* [Work required]
Each entry below must be repeated word for word.

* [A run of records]
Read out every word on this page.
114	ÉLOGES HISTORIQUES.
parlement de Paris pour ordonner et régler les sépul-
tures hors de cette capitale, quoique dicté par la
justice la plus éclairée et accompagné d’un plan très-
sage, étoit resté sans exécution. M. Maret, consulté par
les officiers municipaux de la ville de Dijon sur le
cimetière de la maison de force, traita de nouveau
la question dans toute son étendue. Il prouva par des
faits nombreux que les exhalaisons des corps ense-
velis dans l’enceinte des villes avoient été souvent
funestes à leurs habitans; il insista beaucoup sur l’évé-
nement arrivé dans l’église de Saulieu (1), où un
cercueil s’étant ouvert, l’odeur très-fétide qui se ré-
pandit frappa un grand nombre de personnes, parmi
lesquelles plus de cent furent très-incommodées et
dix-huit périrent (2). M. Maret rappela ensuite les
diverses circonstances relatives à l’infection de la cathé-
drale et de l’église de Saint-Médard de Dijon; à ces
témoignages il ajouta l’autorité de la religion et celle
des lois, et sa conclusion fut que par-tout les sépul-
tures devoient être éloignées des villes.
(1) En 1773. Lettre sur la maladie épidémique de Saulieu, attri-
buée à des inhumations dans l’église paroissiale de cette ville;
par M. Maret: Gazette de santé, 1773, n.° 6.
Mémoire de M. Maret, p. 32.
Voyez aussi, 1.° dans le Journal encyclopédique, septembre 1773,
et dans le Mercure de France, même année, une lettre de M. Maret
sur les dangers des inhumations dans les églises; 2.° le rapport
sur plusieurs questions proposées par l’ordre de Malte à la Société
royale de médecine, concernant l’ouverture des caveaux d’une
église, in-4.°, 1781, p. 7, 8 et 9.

* [Response]
Read out every word on this page.
114	ÉLOGES HISTORIQUES.
parlement de Paris pour ordonner et régler les sépul-
tures hors de cette capitale, quoique dicté par la
justice la plus éclairée et accompagné d’un plan très-
sage, étoit resté sans exécution. M. Maret, consulté par
les officiers municipaux de la ville de Dijon sur le
cimetière de la maison de force, traita de nouveau
la question dans toute son étendue. Il prouva par des
faits nombreux que les exhalaisons des corps ense-
velis dans l’enceinte des villes avoient été souvent
funestes à leurs habitans; il insista beaucoup sur l’évé-
nement arrivé dans l’église de Saulieu (1), où un
cercueil s’étant ouvert, l’odeur très-fétide qui se ré-
pandit frappa un grand nombre de personnes, parmi
lesquelles plus de cent furent très-incommodées et
dix-huit périrent (2). M. Maret rappela ensuite les
diverses circonstances relatives à l’infection de la cathé-
drale et de l’église de Saint-Médard de Dijon; à ces
témoignages il ajouta l’autorité de la religion et celle
des lois, et sa conclusion fut que par-tout les sépul-
tures devoient être éloignées des villes.
(1) En 1773. Lettre sur la maladie épidémique de Saulieu, attri-
buée à des inhumations dans l’église paroissiale de cette ville;
par M. Maret: Gazette de santé, 1773, n.° 6.
Mémoire de M. Maret, p. 32.
Voyez aussi, 1.° dans le Journal encyclopédique, septembre 1773,
et dans le Mercure de France, même année, une lettre de M. Maret
sur les dangers des inhumations dans les églises; 2.° le rapport
sur plusieurs questions proposées par l’ordre de Malte à la Société
royale de médecine, concernant l’ouverture des caveaux d’une
église, in-4.°, 1781, p. 7, 8 et 9.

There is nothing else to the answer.